--- SET TASK ---
Filter this material down to the lines that hold "Copyright", copying each one.

--- SOURCE MATERIAL ---

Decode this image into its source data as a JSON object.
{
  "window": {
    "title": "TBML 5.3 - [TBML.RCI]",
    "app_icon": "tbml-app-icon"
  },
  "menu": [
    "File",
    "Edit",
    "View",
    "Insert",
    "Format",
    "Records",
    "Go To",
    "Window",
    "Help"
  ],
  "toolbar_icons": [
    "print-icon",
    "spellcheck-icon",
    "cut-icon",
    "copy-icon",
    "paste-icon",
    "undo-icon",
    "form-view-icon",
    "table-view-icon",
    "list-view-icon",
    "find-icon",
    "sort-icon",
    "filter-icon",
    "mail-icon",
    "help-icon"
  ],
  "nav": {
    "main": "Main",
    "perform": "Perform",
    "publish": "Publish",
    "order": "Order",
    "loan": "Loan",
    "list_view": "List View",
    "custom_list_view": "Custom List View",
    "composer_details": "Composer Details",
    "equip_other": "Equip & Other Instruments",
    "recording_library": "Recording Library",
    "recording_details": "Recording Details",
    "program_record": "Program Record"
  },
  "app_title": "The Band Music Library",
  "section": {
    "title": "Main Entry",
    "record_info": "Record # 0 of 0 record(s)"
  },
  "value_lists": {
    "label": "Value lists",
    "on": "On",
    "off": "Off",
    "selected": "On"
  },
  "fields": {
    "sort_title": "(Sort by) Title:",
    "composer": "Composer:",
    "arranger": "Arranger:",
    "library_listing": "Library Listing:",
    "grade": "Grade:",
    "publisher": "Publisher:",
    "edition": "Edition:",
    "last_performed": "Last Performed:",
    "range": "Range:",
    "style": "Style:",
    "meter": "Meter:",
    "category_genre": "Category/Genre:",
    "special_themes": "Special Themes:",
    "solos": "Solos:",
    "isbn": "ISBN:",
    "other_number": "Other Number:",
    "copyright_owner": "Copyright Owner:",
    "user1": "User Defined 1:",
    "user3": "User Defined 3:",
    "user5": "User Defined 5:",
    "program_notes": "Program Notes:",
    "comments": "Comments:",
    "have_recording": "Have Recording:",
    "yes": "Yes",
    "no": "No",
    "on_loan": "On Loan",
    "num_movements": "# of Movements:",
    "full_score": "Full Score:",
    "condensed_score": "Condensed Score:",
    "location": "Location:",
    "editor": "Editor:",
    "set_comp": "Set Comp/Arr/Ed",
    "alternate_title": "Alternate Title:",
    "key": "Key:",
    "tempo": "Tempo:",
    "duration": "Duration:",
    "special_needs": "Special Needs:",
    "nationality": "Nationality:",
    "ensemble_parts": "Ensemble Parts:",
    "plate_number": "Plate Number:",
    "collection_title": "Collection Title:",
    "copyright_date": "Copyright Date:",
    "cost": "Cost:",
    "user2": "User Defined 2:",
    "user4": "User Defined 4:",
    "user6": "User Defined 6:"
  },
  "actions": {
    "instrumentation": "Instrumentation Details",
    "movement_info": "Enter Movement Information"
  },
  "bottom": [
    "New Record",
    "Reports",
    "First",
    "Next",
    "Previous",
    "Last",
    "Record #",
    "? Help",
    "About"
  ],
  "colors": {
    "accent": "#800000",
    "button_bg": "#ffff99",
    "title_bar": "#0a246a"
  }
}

---

--- TASK SOLUTION ---
    "copyright_owner": "Copyright Owner:",
    "copyright_date": "Copyright Date:",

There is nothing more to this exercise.